======== Given information
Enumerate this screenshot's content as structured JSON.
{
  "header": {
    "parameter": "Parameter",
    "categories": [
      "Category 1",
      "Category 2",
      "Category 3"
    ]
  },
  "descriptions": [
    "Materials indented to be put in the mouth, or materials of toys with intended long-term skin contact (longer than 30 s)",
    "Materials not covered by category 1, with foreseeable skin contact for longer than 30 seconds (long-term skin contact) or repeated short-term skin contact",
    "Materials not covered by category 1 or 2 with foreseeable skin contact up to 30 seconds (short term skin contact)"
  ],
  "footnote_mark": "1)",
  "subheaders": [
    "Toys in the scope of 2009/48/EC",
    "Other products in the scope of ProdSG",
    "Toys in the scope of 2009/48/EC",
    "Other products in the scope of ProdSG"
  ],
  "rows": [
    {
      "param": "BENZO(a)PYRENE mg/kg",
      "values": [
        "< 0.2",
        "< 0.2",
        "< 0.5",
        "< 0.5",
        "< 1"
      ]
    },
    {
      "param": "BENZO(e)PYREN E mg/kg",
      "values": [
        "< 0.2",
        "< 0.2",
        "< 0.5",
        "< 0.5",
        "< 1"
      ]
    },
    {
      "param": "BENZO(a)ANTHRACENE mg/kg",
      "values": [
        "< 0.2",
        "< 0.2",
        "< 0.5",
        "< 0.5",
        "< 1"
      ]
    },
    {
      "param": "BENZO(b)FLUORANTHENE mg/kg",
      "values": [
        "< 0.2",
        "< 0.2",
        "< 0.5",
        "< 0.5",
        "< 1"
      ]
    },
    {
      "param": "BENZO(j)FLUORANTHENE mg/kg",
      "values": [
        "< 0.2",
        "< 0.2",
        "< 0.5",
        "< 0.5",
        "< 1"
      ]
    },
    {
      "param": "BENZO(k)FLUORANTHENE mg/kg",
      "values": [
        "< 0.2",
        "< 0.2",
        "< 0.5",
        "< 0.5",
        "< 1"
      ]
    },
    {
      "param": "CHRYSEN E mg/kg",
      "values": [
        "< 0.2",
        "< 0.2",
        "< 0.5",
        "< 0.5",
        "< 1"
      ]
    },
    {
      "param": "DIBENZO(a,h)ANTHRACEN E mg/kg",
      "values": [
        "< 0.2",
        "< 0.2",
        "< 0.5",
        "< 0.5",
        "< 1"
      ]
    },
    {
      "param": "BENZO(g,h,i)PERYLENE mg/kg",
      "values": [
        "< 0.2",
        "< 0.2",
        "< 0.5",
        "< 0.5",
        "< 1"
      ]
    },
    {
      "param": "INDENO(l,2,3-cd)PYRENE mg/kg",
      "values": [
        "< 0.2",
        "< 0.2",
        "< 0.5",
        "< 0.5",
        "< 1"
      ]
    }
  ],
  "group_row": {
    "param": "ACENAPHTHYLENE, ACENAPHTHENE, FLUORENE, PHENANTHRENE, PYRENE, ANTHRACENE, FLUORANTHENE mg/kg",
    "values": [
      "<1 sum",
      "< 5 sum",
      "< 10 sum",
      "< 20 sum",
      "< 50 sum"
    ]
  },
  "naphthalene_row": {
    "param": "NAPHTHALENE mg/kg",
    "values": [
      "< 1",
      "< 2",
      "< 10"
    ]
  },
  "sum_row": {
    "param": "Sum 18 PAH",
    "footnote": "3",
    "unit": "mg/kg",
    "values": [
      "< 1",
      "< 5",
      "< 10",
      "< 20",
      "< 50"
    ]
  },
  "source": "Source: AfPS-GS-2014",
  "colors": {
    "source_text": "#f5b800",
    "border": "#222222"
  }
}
================
### [Exercise requirements]
Where a line of the entries contains the word "contact", copy that line.

### [Output for this task]
    "Materials indented to be put in the mouth, or materials of toys with intended long-term skin contact (longer than 30 s)",
    "Materials not covered by category 1, with foreseeable skin contact for longer than 30 seconds (long-term skin contact) or repeated short-term skin contact",
    "Materials not covered by category 1 or 2 with foreseeable skin contact up to 30 seconds (short term skin contact)"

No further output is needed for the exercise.